— TESTO FORNITO —

......

Ecco lo schema. Qualcuno ha l’idea che, producendo un certo oggetto, potrebbe guadagnare. E si mette a fabbricare scarpe. Ciò significa che, dedotte tutte le spese, gli rimane una quota di ricchezza che gli consente di vivere. Poi si accorge che se invece di lavorare da solo avesse cinque operai guadagnerebbe di più e allora li assume. Ma anche in questo caso in tanto si avrà quell’assunzione, in quanto l’imprenditore, dedotte tutte le spese e le altre passività, ora guadagni più di prima. Se invece guadagnasse quanto prima, o meno di prima, non assumerebbe nessuno.
Chiariamo con dei numeri. Se l’operaio produce 100 di ricchezza, e 80 sono le spese (tutto compreso), la ricchezza netta prodotta sarà 20. Se il datore di lavoro pagasse all’operaio 100, non guadagnerebbe niente, assumendolo. E dunque non l’assumerebbe. Se lo pagasse 80, si terrebbe il 20% di ricchezza netta prodotta; se gli pagasse una somma intermedia tra 80 e 100 condividerebbe con lui una parte della ricchezza netta prodotta, ma in nessun caso potrebbe dargli 100 o più di 100. Questo potrà farlo (con danno per la collettività) soltanto lo Stato, perché – fruendo del potere di imporre tasse e imposte – può anche operare in perdita. Ma in nessun caso potrà farlo il privato. Dunque la discussione sul quantum del salario riguarda soltanto la suddivisione della ricchezza netta prodotta.
Se tutto questo è vero, l’idea di imporre un quantum di paga per rescriptum principis è assurda. La morale potrebbe dire che il livello idealmente corretto del salario sia il 90%, intendendosi che, dedotte le spese, fra cui ovviamente le paghe degli operai, datore di lavoro e prestatore d’opera fanno a metà della ricchezza netta prodotta. Si può anche immaginare che il datore di lavoro sia abbastanza rapace per tenersi tutta la ricchezza netta prodotta, o tanto generoso (o folle) da dare 19 ventesimi della ricchezza netta prodotta, ma in nessun caso gli potrà dare di più. E allora che senso ha il salario minimo?

......

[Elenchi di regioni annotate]
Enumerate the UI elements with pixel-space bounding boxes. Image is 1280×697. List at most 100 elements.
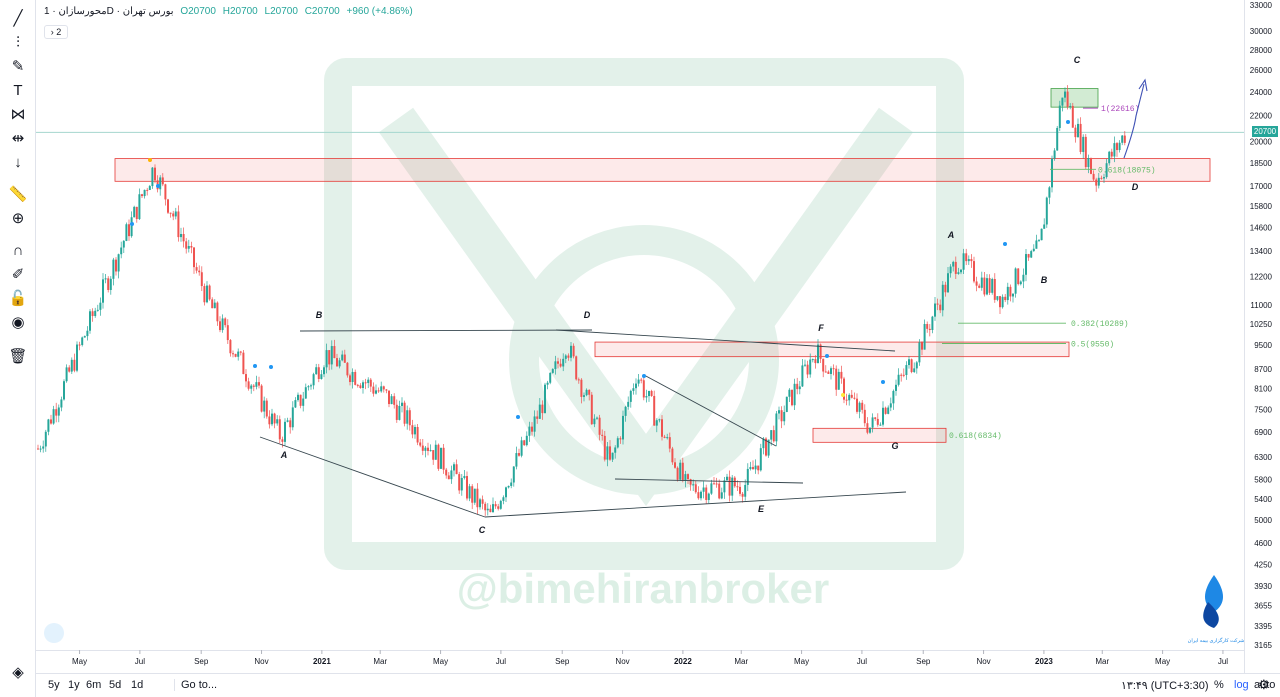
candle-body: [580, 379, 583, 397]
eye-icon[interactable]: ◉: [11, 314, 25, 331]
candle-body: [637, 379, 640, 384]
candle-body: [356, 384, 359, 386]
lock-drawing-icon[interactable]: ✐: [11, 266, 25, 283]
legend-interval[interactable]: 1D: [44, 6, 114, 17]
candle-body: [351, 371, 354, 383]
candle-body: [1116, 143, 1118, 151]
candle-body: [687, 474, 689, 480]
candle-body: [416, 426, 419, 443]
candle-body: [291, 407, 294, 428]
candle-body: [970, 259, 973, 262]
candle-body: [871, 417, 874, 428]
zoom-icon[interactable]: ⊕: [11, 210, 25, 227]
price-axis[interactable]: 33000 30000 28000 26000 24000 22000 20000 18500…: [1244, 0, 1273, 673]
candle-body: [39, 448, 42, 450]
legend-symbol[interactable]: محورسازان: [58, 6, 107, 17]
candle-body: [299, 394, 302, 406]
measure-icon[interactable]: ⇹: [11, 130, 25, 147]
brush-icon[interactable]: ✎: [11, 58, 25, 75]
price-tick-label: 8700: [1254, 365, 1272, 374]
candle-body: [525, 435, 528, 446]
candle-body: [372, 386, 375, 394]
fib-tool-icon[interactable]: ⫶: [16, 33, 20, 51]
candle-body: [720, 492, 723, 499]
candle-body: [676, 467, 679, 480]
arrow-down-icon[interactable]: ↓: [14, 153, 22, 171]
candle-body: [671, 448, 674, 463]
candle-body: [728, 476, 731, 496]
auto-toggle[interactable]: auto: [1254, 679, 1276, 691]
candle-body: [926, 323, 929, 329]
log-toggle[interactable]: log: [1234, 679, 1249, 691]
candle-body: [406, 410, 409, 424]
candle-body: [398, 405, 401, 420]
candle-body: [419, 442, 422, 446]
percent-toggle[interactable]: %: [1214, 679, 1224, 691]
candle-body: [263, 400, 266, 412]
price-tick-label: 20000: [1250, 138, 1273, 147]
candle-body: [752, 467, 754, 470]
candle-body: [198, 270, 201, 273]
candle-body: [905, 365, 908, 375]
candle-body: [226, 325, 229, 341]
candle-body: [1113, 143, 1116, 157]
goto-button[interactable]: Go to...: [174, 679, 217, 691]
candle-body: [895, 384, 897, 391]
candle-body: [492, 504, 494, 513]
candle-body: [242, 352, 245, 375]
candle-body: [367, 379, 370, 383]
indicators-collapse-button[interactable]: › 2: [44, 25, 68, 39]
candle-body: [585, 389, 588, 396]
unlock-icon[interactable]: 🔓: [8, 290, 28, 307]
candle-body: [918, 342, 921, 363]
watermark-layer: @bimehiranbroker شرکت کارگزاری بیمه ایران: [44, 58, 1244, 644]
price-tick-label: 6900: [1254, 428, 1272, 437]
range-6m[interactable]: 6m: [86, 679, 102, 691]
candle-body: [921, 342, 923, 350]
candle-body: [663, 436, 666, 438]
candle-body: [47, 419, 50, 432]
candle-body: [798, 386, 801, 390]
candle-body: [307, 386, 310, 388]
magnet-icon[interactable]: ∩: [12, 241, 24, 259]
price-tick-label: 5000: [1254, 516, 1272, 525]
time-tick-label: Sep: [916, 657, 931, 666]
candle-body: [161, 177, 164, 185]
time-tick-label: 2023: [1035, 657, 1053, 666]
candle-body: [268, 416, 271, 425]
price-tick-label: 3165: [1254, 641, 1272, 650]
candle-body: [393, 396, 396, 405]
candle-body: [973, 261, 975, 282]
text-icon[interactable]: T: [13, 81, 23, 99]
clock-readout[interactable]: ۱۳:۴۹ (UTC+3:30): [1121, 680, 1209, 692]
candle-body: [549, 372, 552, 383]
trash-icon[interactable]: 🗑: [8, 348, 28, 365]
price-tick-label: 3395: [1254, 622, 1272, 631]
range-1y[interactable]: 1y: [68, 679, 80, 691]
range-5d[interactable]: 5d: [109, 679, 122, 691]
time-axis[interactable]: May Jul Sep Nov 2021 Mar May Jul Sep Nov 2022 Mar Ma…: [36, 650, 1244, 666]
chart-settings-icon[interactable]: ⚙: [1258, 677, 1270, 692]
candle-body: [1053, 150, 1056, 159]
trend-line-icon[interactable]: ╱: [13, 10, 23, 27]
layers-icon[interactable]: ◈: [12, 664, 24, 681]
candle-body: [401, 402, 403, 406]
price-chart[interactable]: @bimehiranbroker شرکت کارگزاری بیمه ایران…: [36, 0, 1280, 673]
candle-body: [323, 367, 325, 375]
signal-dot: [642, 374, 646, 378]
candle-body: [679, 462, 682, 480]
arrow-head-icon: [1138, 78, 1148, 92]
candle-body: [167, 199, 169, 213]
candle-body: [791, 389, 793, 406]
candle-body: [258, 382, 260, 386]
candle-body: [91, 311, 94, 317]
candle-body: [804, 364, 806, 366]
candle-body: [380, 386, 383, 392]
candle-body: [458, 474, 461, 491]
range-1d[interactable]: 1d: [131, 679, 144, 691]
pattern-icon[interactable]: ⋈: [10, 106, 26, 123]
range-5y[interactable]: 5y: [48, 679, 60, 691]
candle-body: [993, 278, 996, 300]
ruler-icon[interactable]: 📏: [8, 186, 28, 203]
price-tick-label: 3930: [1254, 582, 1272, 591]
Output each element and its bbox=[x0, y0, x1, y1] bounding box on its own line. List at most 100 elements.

......

— CONSEGNE —
A. Secondo il testo sul salario minimo, chi può pagare all'operaio 100 o più di 100, e per quale motivo?
B. Prosegui il testo sul salario minimo partendo dalla sua ultima frase.

— RISPOSTE PER CONSEGNA —
A. Soltanto lo Stato, perché, fruendo del potere di imporre tasse e imposte, può anche operare in perdita.

B.
Dire che il salario minimo è di otto euro l’ora (per ipotesi) corrisponde a dire che “qualunque lavoro rende al datore di lavoro almeno nove euro l’ora”. E dove sta scritto? Se, di fatto, esso rende sempre per ipotesi 6 euro l’ora, e il datore di lavoro deve pagare otto, ovviamente rinuncia ad assumere. Ma se un uomo, pur di nutrire la sua famiglia, è disposto a guadagnare sei euro l’ora, in base a quale principio lo Stato dovrebbe vietare quel rapporto di lavoro? O vuole costringere operaio e imprenditore al lavoro nero? Il divieto danneggia sia il datore di lavoro, sia l’operaio, sia infine lo Stato, che non percepisce un euro di imposte.
Non solo. Se un operaio, in un’impresa ad alta tecnologia, rende al datore di lavoro quindici euro l’ora, gliene vogliamo dare soltanto otto perché quello è il salario minimo? Certo che no. E come è giusto dargli di più se il suo lavoro rende più di otto euro l’ora, non è altrettanto giusto dargli di meno, se il suo lavoro rende meno di otto euro l’ora?
L’errore (lo riconobbe lo stesso autore del concetto, Luciano Lama) è quello di ritenere che il salario sia una variabile indipendente dalla ricchezza prodotta, tanto che se ne può determinare il quantum a priori, per legge. Ed anche aumentarlo a piacere, per legge, come in modo geniale suggerisce in questi giorni Maurizio Landini. In realtà il salario minimo è una fantasia che è venuta in mente a qualcuno che di mestiere faceva l’oboista in un’orchestra, l’abate di un convento di cappuccini, il professore di filosofia in un liceo o il bigliettaio di tram, ma certo non a qualcuno che ha fondato e diretto un’impresa produttiva.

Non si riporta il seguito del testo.